Record list

# # # #

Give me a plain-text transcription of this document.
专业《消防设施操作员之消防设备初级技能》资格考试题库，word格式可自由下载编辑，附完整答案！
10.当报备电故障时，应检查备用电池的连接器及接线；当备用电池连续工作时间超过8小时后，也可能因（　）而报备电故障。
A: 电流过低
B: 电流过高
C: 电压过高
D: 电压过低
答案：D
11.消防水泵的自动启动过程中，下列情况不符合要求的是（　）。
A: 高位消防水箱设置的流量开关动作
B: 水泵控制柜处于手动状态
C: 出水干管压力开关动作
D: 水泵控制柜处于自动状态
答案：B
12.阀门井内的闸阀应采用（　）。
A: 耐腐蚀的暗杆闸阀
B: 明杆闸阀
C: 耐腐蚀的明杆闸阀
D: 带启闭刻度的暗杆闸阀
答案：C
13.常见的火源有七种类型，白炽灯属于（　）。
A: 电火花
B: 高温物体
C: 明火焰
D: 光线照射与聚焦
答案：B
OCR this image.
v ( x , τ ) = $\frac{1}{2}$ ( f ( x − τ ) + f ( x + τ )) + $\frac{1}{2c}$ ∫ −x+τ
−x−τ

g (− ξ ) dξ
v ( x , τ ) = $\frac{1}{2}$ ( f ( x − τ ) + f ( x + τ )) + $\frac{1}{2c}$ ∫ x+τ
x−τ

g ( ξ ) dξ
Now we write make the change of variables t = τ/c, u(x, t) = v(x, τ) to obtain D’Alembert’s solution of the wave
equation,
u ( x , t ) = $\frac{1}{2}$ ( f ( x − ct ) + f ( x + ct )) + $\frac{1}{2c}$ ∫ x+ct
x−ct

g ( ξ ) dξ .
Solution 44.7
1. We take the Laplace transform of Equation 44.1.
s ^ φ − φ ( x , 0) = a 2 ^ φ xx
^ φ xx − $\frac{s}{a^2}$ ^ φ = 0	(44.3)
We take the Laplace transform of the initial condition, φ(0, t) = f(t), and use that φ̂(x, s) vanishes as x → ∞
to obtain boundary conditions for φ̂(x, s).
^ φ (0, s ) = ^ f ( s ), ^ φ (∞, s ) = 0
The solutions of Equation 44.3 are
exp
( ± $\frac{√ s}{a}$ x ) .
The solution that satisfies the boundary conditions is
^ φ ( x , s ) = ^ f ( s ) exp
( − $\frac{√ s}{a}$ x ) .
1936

# # # #

Return each entry from the material above exactly as it appears.

Reply to the task
Give me a plain-text transcription of this document.
专业《消防设施操作员之消防设备初级技能》资格考试题库，word格式可自由下载编辑，附完整答案！
10.当报备电故障时，应检查备用电池的连接器及接线；当备用电池连续工作时间超过8小时后，也可能因（　）而报备电故障。
A: 电流过低
B: 电流过高
C: 电压过高
D: 电压过低
答案：D
11.消防水泵的自动启动过程中，下列情况不符合要求的是（　）。
A: 高位消防水箱设置的流量开关动作
B: 水泵控制柜处于手动状态
C: 出水干管压力开关动作
D: 水泵控制柜处于自动状态
答案：B
12.阀门井内的闸阀应采用（　）。
A: 耐腐蚀的暗杆闸阀
B: 明杆闸阀
C: 耐腐蚀的明杆闸阀
D: 带启闭刻度的暗杆闸阀
答案：C
13.常见的火源有七种类型，白炽灯属于（　）。
A: 电火花
B: 高温物体
C: 明火焰
D: 光线照射与聚焦
答案：B
OCR this image.
v ( x , τ ) = $\frac{1}{2}$ ( f ( x − τ ) + f ( x + τ )) + $\frac{1}{2c}$ ∫ −x+τ
−x−τ

g (− ξ ) dξ
v ( x , τ ) = $\frac{1}{2}$ ( f ( x − τ ) + f ( x + τ )) + $\frac{1}{2c}$ ∫ x+τ
x−τ

g ( ξ ) dξ
Now we write make the change of variables t = τ/c, u(x, t) = v(x, τ) to obtain D’Alembert’s solution of the wave
equation,
u ( x , t ) = $\frac{1}{2}$ ( f ( x − ct ) + f ( x + ct )) + $\frac{1}{2c}$ ∫ x+ct
x−ct

g ( ξ ) dξ .
Solution 44.7
1. We take the Laplace transform of Equation 44.1.
s ^ φ − φ ( x , 0) = a 2 ^ φ xx
^ φ xx − $\frac{s}{a^2}$ ^ φ = 0	(44.3)
We take the Laplace transform of the initial condition, φ(0, t) = f(t), and use that φ̂(x, s) vanishes as x → ∞
to obtain boundary conditions for φ̂(x, s).
^ φ (0, s ) = ^ f ( s ), ^ φ (∞, s ) = 0
The solutions of Equation 44.3 are
exp
( ± $\frac{√ s}{a}$ x ) .
The solution that satisfies the boundary conditions is
^ φ ( x , s ) = ^ f ( s ) exp
( − $\frac{√ s}{a}$ x ) .
1936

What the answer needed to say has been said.